INFORMATION GIVEN.
— Begin —

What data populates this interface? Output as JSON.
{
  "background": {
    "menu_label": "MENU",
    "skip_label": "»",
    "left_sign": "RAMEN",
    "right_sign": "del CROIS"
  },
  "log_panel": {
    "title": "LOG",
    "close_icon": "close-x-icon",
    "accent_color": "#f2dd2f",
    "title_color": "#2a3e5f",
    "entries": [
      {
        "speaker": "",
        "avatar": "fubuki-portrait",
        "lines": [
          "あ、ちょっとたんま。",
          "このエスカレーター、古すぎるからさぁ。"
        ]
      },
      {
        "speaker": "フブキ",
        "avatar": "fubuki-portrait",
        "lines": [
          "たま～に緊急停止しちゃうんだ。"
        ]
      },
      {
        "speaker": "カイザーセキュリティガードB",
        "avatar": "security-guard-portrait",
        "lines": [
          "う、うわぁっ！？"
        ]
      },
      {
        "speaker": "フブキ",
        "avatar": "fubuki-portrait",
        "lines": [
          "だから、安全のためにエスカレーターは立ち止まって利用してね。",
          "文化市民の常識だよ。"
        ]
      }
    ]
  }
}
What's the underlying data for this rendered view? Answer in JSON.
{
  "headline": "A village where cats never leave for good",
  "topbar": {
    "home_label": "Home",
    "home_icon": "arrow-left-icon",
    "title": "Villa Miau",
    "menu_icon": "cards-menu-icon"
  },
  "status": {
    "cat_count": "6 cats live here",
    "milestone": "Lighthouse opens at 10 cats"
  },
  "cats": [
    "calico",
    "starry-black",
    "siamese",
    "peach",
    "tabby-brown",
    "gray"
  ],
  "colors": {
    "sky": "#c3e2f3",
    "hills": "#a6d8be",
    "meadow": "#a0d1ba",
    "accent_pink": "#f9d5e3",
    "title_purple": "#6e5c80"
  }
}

— End —

Collect, from the material above, every line containing the word "speaker".

        "speaker": "",
        "speaker": "フブキ",
        "speaker": "カイザーセキュリティガードB",
        "speaker": "フブキ",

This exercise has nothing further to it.